China Wants More Mergers Of Ailing State Firms

China wants fewer bankruptcies and more mergers as a result of new rules to eliminate thousands of loss-making state firms unable to cope with competition and draining state coffers, economists said on Monday.
Chinas state media hailed Beijings announcement on Sunday that it had set up a team under the State Council, or cabinet, responsible for bankruptcies, mergers and helping the jobless in a step towards tackling a communist taboo that has hampered reform of the state sector.
Bankruptcy experts welcomed the new regulations, the most detailed China has issued as it has tiptoed warily down the path of allowing state firms long regarded as the backbone of a socialist economy to go under.
Also Read
These additional rules regulate bankruptcy and specify the circumstances for bankruptcy to prevent evasion of payment of debt through false declarations of debt, and also to reduce the scope of bankruptcy, said one official of the State Economic and Trade Commission. The rules encourage mergers, he said.
China has stressed that it wants insolvent state firms to merge with their more successful cousins rather than go bankrupt thus protecting state-owned assets while preventing a surge in unemployment and possible social unrest.
This is a good year to carry out mergers because of a combination of the governments support and market demand, said Shanghai bankruptcy expert Li Junjie.
More Chinese enterprises understand that they can expand their market position by reorganising through mergers, he said.
The new rules, the first since China passed its bankruptcy law in 1988, set down detailed methods for mergers and bankruptcies. The rules encourge mergers through preferential policies such as scrapping interest on bank loans, the commission official said, referring to a five- to seven-year grace period on loan repayment for the company that takes over in a merger. The company is also exempted from interest payments.

------------------------------

● What to work on
a - Translate this sentence from the article on China's state-firm mergers into Spanish: "China has stressed that it wants insolvent state firms to merge with their more successful cousins rather than go bankrupt thus protecting state-owned assets while preventing a surge in unemployment and possible social unrest."
b - Duplicate the article on China's state-firm mergers from "Bankruptcy experts welcomed" to "possible social unrest.".
c - Pick up the article on China's state-firm mergers after its final sentence and write the next few sentences.
The entries that come next are separate material, unrelated to the article on China's state-firm mergers.

------------------------------

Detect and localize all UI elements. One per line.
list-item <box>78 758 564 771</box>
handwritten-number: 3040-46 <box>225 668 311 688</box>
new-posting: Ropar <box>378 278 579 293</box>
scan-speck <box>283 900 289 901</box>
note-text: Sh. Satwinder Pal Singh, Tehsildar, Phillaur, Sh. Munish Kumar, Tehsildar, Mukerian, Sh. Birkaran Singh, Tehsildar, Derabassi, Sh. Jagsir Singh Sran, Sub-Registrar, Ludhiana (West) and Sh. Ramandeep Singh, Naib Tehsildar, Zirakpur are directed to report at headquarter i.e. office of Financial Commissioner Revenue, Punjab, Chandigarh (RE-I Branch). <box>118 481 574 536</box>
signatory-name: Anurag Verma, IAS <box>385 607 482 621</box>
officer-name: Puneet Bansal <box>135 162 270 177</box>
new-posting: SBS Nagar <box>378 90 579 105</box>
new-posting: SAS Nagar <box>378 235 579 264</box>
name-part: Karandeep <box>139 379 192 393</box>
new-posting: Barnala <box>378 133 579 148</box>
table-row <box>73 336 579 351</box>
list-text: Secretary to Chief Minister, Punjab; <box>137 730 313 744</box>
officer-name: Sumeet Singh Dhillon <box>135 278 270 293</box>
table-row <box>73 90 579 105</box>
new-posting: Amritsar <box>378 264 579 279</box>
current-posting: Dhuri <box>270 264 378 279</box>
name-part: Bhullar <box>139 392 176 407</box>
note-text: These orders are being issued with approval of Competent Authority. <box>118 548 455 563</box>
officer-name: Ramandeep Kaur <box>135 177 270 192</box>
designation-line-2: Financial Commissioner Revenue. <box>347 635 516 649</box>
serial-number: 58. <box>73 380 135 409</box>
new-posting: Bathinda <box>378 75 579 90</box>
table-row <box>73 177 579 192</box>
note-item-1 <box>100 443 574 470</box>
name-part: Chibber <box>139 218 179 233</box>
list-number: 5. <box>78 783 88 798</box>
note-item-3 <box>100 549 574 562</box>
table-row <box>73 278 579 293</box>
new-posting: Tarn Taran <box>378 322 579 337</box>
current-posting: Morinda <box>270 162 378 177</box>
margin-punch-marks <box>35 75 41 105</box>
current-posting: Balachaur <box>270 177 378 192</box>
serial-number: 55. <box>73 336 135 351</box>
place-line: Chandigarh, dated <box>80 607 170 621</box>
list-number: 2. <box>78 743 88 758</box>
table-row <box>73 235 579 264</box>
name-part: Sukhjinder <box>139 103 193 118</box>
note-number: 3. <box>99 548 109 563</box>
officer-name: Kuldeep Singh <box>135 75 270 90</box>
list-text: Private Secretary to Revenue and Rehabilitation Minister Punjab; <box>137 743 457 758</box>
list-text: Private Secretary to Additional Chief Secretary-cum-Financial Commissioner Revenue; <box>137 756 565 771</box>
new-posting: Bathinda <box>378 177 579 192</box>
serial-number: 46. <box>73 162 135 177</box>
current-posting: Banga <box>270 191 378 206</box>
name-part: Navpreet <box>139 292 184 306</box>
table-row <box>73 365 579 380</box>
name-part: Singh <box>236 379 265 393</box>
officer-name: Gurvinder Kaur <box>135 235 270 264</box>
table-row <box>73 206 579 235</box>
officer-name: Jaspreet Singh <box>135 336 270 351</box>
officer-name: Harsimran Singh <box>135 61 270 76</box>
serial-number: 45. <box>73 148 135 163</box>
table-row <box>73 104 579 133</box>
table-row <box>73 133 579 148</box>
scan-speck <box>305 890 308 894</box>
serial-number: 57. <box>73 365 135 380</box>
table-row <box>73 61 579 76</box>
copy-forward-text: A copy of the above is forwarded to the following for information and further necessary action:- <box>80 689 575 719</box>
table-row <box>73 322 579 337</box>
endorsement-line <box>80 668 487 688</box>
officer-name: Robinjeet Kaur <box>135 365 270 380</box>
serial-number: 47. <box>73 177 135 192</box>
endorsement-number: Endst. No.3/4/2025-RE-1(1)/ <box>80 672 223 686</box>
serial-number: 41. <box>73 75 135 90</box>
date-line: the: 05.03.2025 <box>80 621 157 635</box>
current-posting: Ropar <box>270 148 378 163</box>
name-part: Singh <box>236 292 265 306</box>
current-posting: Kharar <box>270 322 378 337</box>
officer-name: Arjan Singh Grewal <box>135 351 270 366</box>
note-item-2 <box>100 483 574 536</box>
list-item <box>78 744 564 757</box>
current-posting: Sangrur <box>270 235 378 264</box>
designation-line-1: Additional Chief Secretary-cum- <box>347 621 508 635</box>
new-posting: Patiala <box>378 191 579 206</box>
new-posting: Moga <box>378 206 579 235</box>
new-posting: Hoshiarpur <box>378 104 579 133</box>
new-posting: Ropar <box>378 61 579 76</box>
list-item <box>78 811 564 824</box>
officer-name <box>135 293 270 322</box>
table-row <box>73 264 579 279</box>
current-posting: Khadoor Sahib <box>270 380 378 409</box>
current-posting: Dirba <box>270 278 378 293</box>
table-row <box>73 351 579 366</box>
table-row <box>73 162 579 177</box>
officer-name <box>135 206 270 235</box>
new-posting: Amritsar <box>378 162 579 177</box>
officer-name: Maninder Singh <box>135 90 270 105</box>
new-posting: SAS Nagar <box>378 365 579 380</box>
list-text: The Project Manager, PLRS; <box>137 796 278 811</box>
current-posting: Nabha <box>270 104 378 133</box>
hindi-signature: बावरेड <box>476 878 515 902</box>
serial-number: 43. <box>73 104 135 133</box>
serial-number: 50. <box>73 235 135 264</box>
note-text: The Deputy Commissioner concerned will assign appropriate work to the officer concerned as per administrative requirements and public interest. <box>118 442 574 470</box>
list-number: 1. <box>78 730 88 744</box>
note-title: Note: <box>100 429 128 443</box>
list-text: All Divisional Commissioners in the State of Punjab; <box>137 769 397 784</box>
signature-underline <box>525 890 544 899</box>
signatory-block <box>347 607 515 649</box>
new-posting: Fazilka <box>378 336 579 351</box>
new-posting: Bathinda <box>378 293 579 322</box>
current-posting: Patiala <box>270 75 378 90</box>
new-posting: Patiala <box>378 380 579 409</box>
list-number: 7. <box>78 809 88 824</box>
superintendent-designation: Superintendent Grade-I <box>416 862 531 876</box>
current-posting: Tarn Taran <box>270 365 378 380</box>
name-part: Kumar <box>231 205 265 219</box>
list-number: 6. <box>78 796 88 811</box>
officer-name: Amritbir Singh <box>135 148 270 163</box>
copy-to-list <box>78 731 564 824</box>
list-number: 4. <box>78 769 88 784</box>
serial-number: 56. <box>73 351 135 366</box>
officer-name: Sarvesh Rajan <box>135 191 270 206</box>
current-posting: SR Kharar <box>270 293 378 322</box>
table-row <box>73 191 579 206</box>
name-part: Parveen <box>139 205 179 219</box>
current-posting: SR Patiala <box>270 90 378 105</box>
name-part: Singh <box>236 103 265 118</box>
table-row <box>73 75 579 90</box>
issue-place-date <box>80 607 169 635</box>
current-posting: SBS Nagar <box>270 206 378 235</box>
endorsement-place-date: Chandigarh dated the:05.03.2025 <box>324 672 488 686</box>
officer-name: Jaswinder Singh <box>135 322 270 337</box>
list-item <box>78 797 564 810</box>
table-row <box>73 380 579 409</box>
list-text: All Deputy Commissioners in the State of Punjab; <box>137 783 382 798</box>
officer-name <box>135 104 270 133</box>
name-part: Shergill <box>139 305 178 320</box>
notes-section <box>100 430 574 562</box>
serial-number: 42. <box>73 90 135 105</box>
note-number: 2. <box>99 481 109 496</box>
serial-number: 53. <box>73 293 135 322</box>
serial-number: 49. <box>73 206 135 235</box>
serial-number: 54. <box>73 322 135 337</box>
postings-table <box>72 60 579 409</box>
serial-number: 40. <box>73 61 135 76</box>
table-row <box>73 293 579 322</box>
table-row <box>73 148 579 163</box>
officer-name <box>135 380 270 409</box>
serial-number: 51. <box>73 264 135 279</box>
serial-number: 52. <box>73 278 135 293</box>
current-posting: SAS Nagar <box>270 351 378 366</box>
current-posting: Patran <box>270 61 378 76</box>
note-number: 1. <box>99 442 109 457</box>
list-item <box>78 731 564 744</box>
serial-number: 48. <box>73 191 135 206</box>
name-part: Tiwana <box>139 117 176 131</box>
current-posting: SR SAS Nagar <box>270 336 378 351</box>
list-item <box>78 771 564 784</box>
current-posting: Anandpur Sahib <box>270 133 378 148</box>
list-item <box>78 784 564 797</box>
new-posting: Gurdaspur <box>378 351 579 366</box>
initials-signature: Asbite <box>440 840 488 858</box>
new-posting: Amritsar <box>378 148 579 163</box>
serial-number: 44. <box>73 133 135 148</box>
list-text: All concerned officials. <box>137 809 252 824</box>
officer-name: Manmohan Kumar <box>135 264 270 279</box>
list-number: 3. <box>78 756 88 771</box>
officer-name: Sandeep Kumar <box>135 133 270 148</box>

------------------------------

● Replies
a - China ha subrayado que quiere que las empresas estatales insolventes se fusionen con sus primas más exitosas en lugar de declararse en quiebra, protegiendo así los activos de propiedad estatal y evitando a la vez un aumento del desempleo y un posible malestar social.

b -
Bankruptcy experts welcomed the new regulations, the most detailed China has issued as it has tiptoed warily down the path of allowing state firms long regarded as the backbone of a socialist economy to go under.
Also Read
These additional rules regulate bankruptcy and specify the circumstances for bankruptcy to prevent evasion of payment of debt through false declarations of debt, and also to reduce the scope of bankruptcy, said one official of the State Economic and Trade Commission. The rules encourage mergers, he said.
China has stressed that it wants insolvent state firms to merge with their more successful cousins rather than go bankrupt thus protecting state-owned assets while preventing a surge in unemployment and possible social unrest.

c -
The scope of mergers is expanded in pilot cities to companies engaged in internal trade, foreign trade, construction and commercial enterprises, when before it was just industrial enterprises, the commission official said. China has designated 110 pilot cities in which bankruptcies and mergers of state firms can be implemented.
China has said that reform of the lumbering state sector, with about 70 percent of enterprises making losses or hopelessly in the red, is a priority in 1997 and the bankruptcy rules were its first specific policies this year.
The difficulties currently confronting state-owned companies are inevitable in the process of economic reform and the upgrading of the industrial structure, the Peoples daily said in a front-page editorial on the new rules.
State-owned enterprises must gear themselves to the market, reorganise their existing assets and labour force and speed up structural readjustment if they want to extricate themselves from their tough situation, it said.
Bankruptcy experts say China must rapidly accelerate the pace of closing insolvent firms, with the current rate of bankruptices at about 0.06 percent of itss estimated 10 million companies, including private and semi-state collective firms and the 100,000-strong state sector.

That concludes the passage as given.